**Input rows**
---------------
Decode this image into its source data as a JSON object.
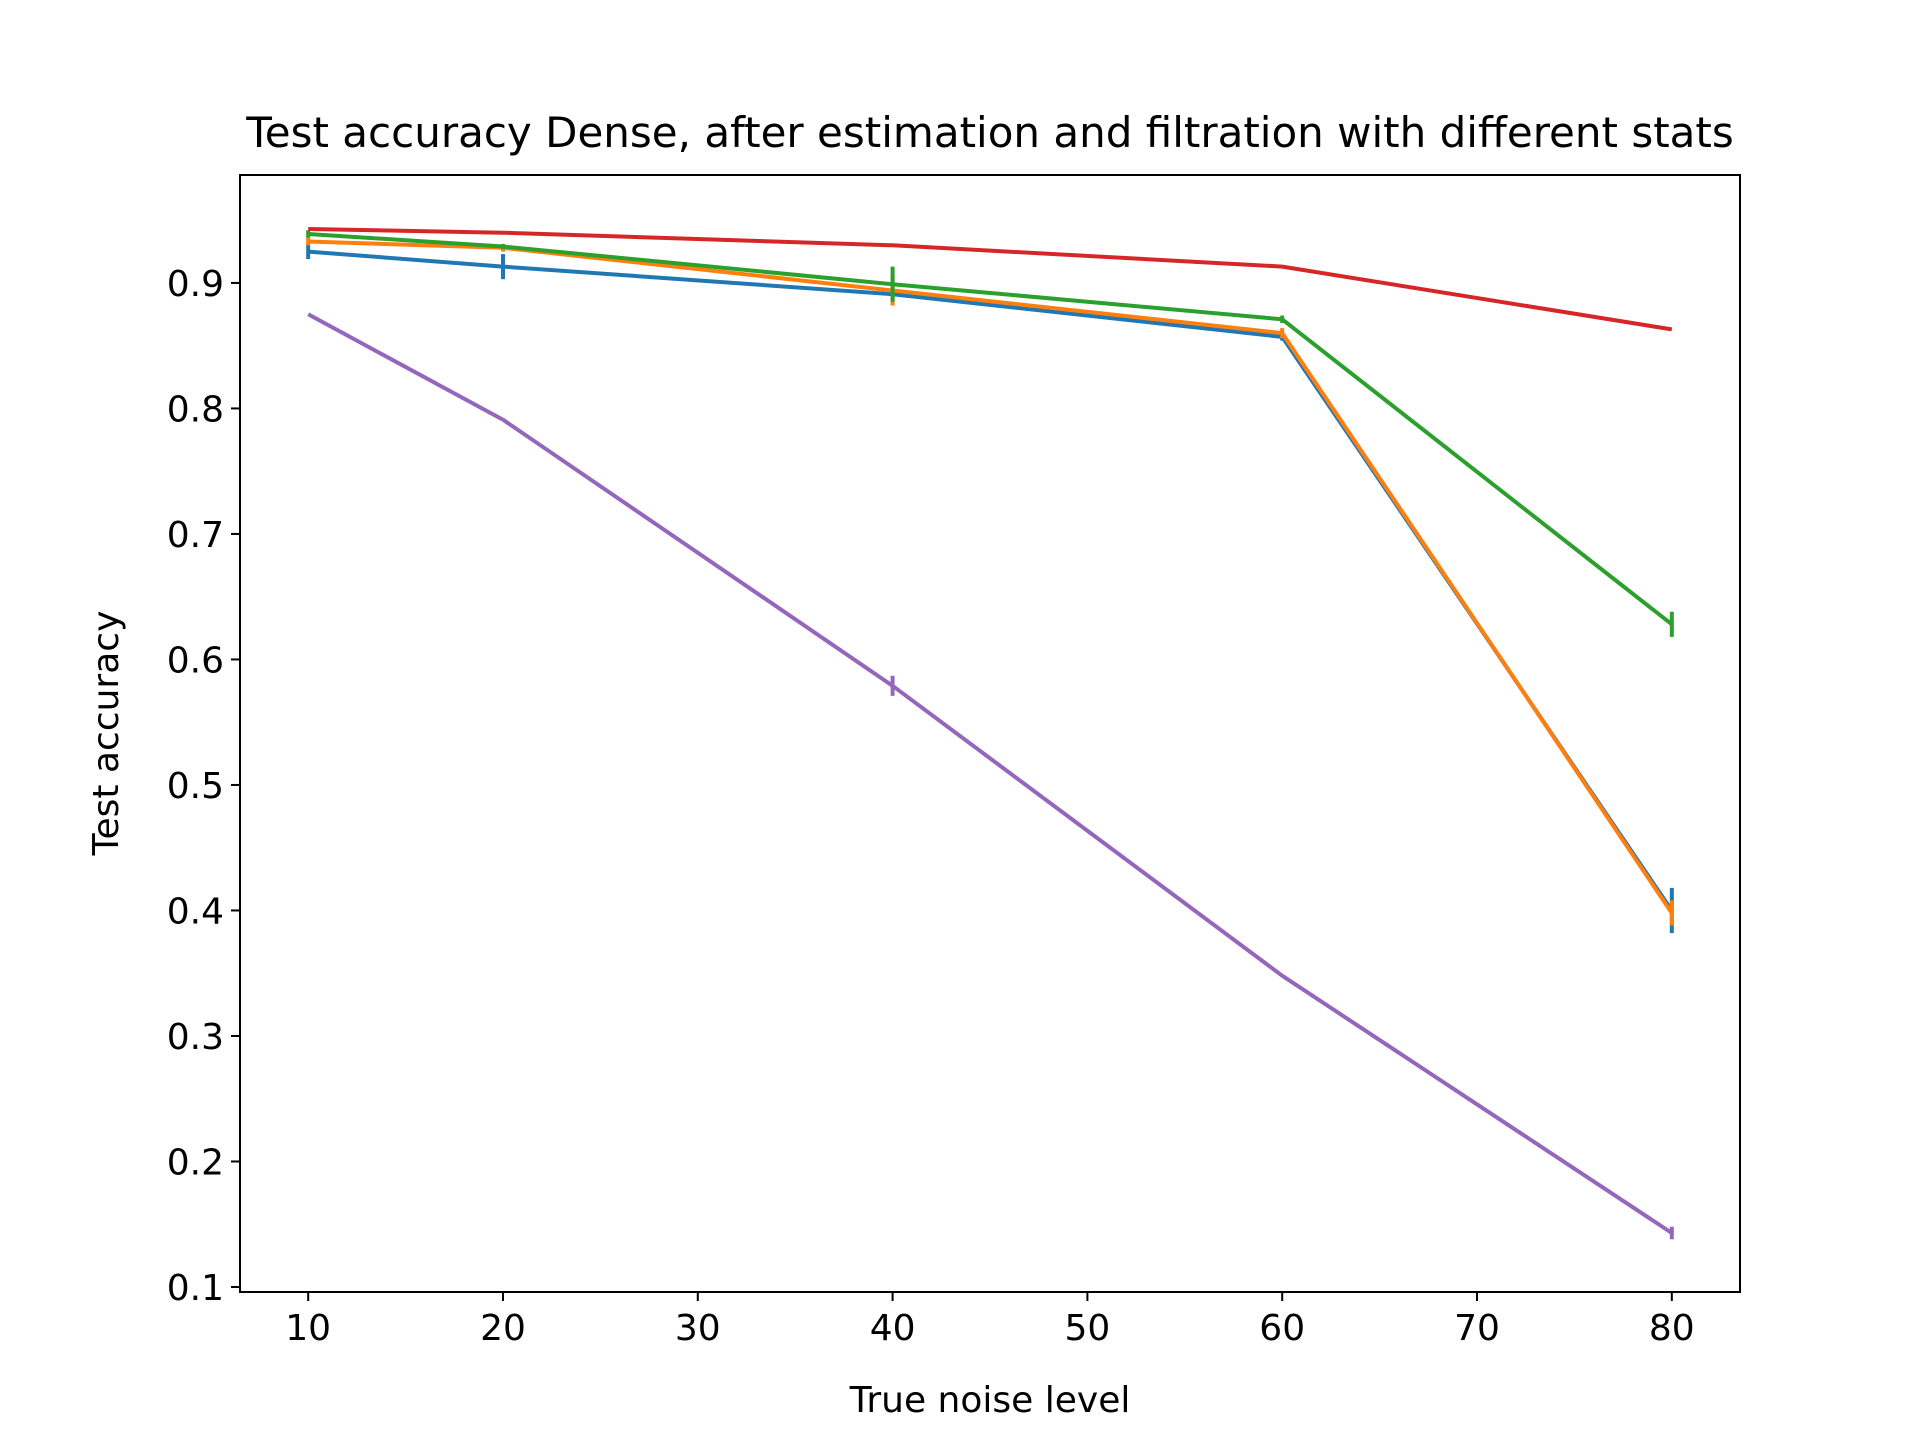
{
  "chart_data": {
    "type": "line",
    "title": "Test accuracy Dense, after estimation and filtration with different stats",
    "xlabel": "True noise level",
    "ylabel": "Test accuracy",
    "x": [
      10,
      20,
      40,
      60,
      80
    ],
    "xlim": [
      6.5,
      83.5
    ],
    "ylim": [
      0.096,
      0.986
    ],
    "xticks": [
      10,
      20,
      30,
      40,
      50,
      60,
      70,
      80
    ],
    "yticks": [
      0.1,
      0.2,
      0.3,
      0.4,
      0.5,
      0.6,
      0.7,
      0.8,
      0.9
    ],
    "xtick_labels": [
      "10",
      "20",
      "30",
      "40",
      "50",
      "60",
      "70",
      "80"
    ],
    "ytick_labels": [
      "0.1",
      "0.2",
      "0.3",
      "0.4",
      "0.5",
      "0.6",
      "0.7",
      "0.8",
      "0.9"
    ],
    "grid": false,
    "legend": "none",
    "series": [
      {
        "color": "#1f77b4",
        "values": [
          0.925,
          0.913,
          0.891,
          0.857,
          0.4
        ],
        "errors": [
          0.006,
          0.01,
          0.003,
          0.003,
          0.018
        ]
      },
      {
        "color": "#ff7f0e",
        "values": [
          0.933,
          0.928,
          0.894,
          0.86,
          0.398
        ],
        "errors": [
          0.003,
          0.003,
          0.012,
          0.004,
          0.01
        ]
      },
      {
        "color": "#2ca02c",
        "values": [
          0.939,
          0.929,
          0.899,
          0.871,
          0.628
        ],
        "errors": [
          0.003,
          0.002,
          0.014,
          0.003,
          0.01
        ]
      },
      {
        "color": "#d62728",
        "values": [
          0.943,
          0.94,
          0.93,
          0.913,
          0.863
        ],
        "errors": [
          0.0,
          0.0,
          0.0,
          0.0,
          0.0
        ]
      },
      {
        "color": "#9467bd",
        "values": [
          0.875,
          0.791,
          0.579,
          0.348,
          0.143
        ],
        "errors": [
          0.0,
          0.0,
          0.008,
          0.0,
          0.005
        ]
      }
    ]
  }
}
---------------
List every line in the records above that contains the word "Test".

    "title": "Test accuracy Dense, after estimation and filtration with different stats",
    "ylabel": "Test accuracy",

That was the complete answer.